* _WHAT THIS TASK INVOLVES_
In this exercise, reproduce all the entries that follow exactly.

* _SUPPLIED RECORDS_

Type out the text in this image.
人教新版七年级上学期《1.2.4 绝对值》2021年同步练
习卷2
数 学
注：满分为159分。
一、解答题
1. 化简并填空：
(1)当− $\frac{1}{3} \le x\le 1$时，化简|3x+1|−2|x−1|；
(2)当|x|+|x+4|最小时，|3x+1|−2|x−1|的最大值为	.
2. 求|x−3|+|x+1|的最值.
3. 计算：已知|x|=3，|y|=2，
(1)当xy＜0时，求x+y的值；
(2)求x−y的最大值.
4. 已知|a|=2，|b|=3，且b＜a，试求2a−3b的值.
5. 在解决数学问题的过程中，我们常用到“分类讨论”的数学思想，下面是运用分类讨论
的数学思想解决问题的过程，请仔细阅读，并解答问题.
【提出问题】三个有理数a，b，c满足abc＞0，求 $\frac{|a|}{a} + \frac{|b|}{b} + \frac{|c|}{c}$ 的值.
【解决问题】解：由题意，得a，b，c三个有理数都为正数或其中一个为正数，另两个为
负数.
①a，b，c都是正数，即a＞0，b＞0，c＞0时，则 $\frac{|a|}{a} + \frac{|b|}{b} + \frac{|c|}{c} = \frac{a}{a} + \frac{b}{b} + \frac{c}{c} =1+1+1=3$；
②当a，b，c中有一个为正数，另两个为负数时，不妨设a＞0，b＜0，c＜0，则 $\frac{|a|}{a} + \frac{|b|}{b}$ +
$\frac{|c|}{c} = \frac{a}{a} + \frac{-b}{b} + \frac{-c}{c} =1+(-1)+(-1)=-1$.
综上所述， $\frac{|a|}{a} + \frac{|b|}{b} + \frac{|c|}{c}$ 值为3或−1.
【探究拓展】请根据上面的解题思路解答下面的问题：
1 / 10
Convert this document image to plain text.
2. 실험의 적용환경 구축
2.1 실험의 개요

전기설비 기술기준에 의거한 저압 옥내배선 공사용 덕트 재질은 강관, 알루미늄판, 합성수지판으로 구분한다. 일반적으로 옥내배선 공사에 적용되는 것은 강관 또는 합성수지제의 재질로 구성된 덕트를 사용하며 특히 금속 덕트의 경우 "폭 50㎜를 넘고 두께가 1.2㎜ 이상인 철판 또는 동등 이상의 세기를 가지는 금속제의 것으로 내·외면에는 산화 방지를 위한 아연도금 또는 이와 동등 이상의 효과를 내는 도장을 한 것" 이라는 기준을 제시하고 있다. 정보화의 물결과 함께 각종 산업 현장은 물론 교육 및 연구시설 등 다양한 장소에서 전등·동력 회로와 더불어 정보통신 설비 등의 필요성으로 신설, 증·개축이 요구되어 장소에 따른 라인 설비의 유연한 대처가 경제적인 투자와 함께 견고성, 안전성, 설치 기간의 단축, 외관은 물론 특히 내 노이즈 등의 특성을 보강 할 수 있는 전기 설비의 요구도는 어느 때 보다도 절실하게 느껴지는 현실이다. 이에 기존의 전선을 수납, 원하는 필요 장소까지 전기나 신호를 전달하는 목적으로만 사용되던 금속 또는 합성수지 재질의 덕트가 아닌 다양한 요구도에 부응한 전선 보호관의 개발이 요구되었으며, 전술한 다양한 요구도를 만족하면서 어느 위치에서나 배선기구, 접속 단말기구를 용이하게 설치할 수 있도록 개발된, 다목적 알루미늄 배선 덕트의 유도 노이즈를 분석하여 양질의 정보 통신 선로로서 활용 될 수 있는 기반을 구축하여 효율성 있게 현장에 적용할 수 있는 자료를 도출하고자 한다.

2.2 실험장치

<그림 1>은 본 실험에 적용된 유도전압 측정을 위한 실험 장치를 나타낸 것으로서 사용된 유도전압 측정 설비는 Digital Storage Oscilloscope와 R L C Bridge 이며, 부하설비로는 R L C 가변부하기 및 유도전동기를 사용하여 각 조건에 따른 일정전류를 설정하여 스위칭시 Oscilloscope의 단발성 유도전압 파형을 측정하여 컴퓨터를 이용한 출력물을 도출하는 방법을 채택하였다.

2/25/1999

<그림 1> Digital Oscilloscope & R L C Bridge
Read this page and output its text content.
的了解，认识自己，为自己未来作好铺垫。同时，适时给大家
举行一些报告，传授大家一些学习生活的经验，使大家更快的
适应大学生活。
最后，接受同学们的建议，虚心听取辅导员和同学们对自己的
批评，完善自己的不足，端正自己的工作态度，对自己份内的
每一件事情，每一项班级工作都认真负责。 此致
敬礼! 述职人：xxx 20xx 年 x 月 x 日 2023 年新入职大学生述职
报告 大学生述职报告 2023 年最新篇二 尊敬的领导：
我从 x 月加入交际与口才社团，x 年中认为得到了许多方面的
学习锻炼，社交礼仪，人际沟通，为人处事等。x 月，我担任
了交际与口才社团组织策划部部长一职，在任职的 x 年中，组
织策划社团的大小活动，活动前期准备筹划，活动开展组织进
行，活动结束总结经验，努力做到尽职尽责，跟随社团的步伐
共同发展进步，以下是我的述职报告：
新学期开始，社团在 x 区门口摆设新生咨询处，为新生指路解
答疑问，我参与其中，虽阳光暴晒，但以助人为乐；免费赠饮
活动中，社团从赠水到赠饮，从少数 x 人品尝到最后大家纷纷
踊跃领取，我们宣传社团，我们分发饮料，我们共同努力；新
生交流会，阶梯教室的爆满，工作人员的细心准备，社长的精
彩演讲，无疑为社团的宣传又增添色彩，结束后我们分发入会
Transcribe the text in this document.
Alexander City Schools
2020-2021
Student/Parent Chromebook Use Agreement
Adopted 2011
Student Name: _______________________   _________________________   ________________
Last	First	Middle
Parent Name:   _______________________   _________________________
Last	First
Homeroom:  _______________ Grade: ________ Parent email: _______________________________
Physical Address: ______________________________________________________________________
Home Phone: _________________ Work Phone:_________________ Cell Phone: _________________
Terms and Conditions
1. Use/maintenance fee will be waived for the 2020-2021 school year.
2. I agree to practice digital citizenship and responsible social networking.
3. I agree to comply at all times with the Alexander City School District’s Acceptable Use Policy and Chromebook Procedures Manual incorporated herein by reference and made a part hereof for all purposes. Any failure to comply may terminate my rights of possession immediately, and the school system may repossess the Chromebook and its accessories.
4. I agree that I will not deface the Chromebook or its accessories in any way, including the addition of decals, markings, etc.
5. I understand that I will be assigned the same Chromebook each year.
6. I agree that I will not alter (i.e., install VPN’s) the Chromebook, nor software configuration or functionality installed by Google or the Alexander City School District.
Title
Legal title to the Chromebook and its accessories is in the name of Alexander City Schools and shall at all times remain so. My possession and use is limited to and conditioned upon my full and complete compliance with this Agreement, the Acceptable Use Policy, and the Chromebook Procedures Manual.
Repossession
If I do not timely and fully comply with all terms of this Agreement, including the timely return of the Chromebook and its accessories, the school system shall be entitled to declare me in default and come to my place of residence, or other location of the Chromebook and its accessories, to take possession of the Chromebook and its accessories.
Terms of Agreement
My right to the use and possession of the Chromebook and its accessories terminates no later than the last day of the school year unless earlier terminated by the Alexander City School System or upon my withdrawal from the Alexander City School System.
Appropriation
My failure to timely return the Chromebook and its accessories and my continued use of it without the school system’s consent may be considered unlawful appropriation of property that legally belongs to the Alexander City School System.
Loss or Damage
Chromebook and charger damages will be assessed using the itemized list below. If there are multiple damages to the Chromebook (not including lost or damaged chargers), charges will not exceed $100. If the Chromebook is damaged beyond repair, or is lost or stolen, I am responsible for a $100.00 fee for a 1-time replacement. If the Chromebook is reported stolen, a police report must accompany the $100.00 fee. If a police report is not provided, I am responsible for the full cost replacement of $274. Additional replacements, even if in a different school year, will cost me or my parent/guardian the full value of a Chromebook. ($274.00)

* _TASK RESPONSE_
Type out the text in this image.
人教新版七年级上学期《1.2.4 绝对值》2021年同步练
习卷2
数 学
注：满分为159分。
一、解答题
1. 化简并填空：
(1)当− $\frac{1}{3} \le x\le 1$时，化简|3x+1|−2|x−1|；
(2)当|x|+|x+4|最小时，|3x+1|−2|x−1|的最大值为	.
2. 求|x−3|+|x+1|的最值.
3. 计算：已知|x|=3，|y|=2，
(1)当xy＜0时，求x+y的值；
(2)求x−y的最大值.
4. 已知|a|=2，|b|=3，且b＜a，试求2a−3b的值.
5. 在解决数学问题的过程中，我们常用到“分类讨论”的数学思想，下面是运用分类讨论
的数学思想解决问题的过程，请仔细阅读，并解答问题.
【提出问题】三个有理数a，b，c满足abc＞0，求 $\frac{|a|}{a} + \frac{|b|}{b} + \frac{|c|}{c}$ 的值.
【解决问题】解：由题意，得a，b，c三个有理数都为正数或其中一个为正数，另两个为
负数.
①a，b，c都是正数，即a＞0，b＞0，c＞0时，则 $\frac{|a|}{a} + \frac{|b|}{b} + \frac{|c|}{c} = \frac{a}{a} + \frac{b}{b} + \frac{c}{c} =1+1+1=3$；
②当a，b，c中有一个为正数，另两个为负数时，不妨设a＞0，b＜0，c＜0，则 $\frac{|a|}{a} + \frac{|b|}{b}$ +
$\frac{|c|}{c} = \frac{a}{a} + \frac{-b}{b} + \frac{-c}{c} =1+(-1)+(-1)=-1$.
综上所述， $\frac{|a|}{a} + \frac{|b|}{b} + \frac{|c|}{c}$ 值为3或−1.
【探究拓展】请根据上面的解题思路解答下面的问题：
1 / 10
Convert this document image to plain text.
2. 실험의 적용환경 구축
2.1 실험의 개요

전기설비 기술기준에 의거한 저압 옥내배선 공사용 덕트 재질은 강관, 알루미늄판, 합성수지판으로 구분한다. 일반적으로 옥내배선 공사에 적용되는 것은 강관 또는 합성수지제의 재질로 구성된 덕트를 사용하며 특히 금속 덕트의 경우 "폭 50㎜를 넘고 두께가 1.2㎜ 이상인 철판 또는 동등 이상의 세기를 가지는 금속제의 것으로 내·외면에는 산화 방지를 위한 아연도금 또는 이와 동등 이상의 효과를 내는 도장을 한 것" 이라는 기준을 제시하고 있다. 정보화의 물결과 함께 각종 산업 현장은 물론 교육 및 연구시설 등 다양한 장소에서 전등·동력 회로와 더불어 정보통신 설비 등의 필요성으로 신설, 증·개축이 요구되어 장소에 따른 라인 설비의 유연한 대처가 경제적인 투자와 함께 견고성, 안전성, 설치 기간의 단축, 외관은 물론 특히 내 노이즈 등의 특성을 보강 할 수 있는 전기 설비의 요구도는 어느 때 보다도 절실하게 느껴지는 현실이다. 이에 기존의 전선을 수납, 원하는 필요 장소까지 전기나 신호를 전달하는 목적으로만 사용되던 금속 또는 합성수지 재질의 덕트가 아닌 다양한 요구도에 부응한 전선 보호관의 개발이 요구되었으며, 전술한 다양한 요구도를 만족하면서 어느 위치에서나 배선기구, 접속 단말기구를 용이하게 설치할 수 있도록 개발된, 다목적 알루미늄 배선 덕트의 유도 노이즈를 분석하여 양질의 정보 통신 선로로서 활용 될 수 있는 기반을 구축하여 효율성 있게 현장에 적용할 수 있는 자료를 도출하고자 한다.

2.2 실험장치

<그림 1>은 본 실험에 적용된 유도전압 측정을 위한 실험 장치를 나타낸 것으로서 사용된 유도전압 측정 설비는 Digital Storage Oscilloscope와 R L C Bridge 이며, 부하설비로는 R L C 가변부하기 및 유도전동기를 사용하여 각 조건에 따른 일정전류를 설정하여 스위칭시 Oscilloscope의 단발성 유도전압 파형을 측정하여 컴퓨터를 이용한 출력물을 도출하는 방법을 채택하였다.

2/25/1999

<그림 1> Digital Oscilloscope & R L C Bridge
Read this page and output its text content.
的了解，认识自己，为自己未来作好铺垫。同时，适时给大家
举行一些报告，传授大家一些学习生活的经验，使大家更快的
适应大学生活。
最后，接受同学们的建议，虚心听取辅导员和同学们对自己的
批评，完善自己的不足，端正自己的工作态度，对自己份内的
每一件事情，每一项班级工作都认真负责。 此致
敬礼! 述职人：xxx 20xx 年 x 月 x 日 2023 年新入职大学生述职
报告 大学生述职报告 2023 年最新篇二 尊敬的领导：
我从 x 月加入交际与口才社团，x 年中认为得到了许多方面的
学习锻炼，社交礼仪，人际沟通，为人处事等。x 月，我担任
了交际与口才社团组织策划部部长一职，在任职的 x 年中，组
织策划社团的大小活动，活动前期准备筹划，活动开展组织进
行，活动结束总结经验，努力做到尽职尽责，跟随社团的步伐
共同发展进步，以下是我的述职报告：
新学期开始，社团在 x 区门口摆设新生咨询处，为新生指路解
答疑问，我参与其中，虽阳光暴晒，但以助人为乐；免费赠饮
活动中，社团从赠水到赠饮，从少数 x 人品尝到最后大家纷纷
踊跃领取，我们宣传社团，我们分发饮料，我们共同努力；新
生交流会，阶梯教室的爆满，工作人员的细心准备，社长的精
彩演讲，无疑为社团的宣传又增添色彩，结束后我们分发入会
Transcribe the text in this document.
Alexander City Schools
2020-2021
Student/Parent Chromebook Use Agreement
Adopted 2011
Student Name: _______________________   _________________________   ________________
Last	First	Middle
Parent Name:   _______________________   _________________________
Last	First
Homeroom:  _______________ Grade: ________ Parent email: _______________________________
Physical Address: ______________________________________________________________________
Home Phone: _________________ Work Phone:_________________ Cell Phone: _________________
Terms and Conditions
1. Use/maintenance fee will be waived for the 2020-2021 school year.
2. I agree to practice digital citizenship and responsible social networking.
3. I agree to comply at all times with the Alexander City School District’s Acceptable Use Policy and Chromebook Procedures Manual incorporated herein by reference and made a part hereof for all purposes. Any failure to comply may terminate my rights of possession immediately, and the school system may repossess the Chromebook and its accessories.
4. I agree that I will not deface the Chromebook or its accessories in any way, including the addition of decals, markings, etc.
5. I understand that I will be assigned the same Chromebook each year.
6. I agree that I will not alter (i.e., install VPN’s) the Chromebook, nor software configuration or functionality installed by Google or the Alexander City School District.
Title
Legal title to the Chromebook and its accessories is in the name of Alexander City Schools and shall at all times remain so. My possession and use is limited to and conditioned upon my full and complete compliance with this Agreement, the Acceptable Use Policy, and the Chromebook Procedures Manual.
Repossession
If I do not timely and fully comply with all terms of this Agreement, including the timely return of the Chromebook and its accessories, the school system shall be entitled to declare me in default and come to my place of residence, or other location of the Chromebook and its accessories, to take possession of the Chromebook and its accessories.
Terms of Agreement
My right to the use and possession of the Chromebook and its accessories terminates no later than the last day of the school year unless earlier terminated by the Alexander City School System or upon my withdrawal from the Alexander City School System.
Appropriation
My failure to timely return the Chromebook and its accessories and my continued use of it without the school system’s consent may be considered unlawful appropriation of property that legally belongs to the Alexander City School System.
Loss or Damage
Chromebook and charger damages will be assessed using the itemized list below. If there are multiple damages to the Chromebook (not including lost or damaged chargers), charges will not exceed $100. If the Chromebook is damaged beyond repair, or is lost or stolen, I am responsible for a $100.00 fee for a 1-time replacement. If the Chromebook is reported stolen, a police report must accompany the $100.00 fee. If a police report is not provided, I am responsible for the full cost replacement of $274. Additional replacements, even if in a different school year, will cost me or my parent/guardian the full value of a Chromebook. ($274.00)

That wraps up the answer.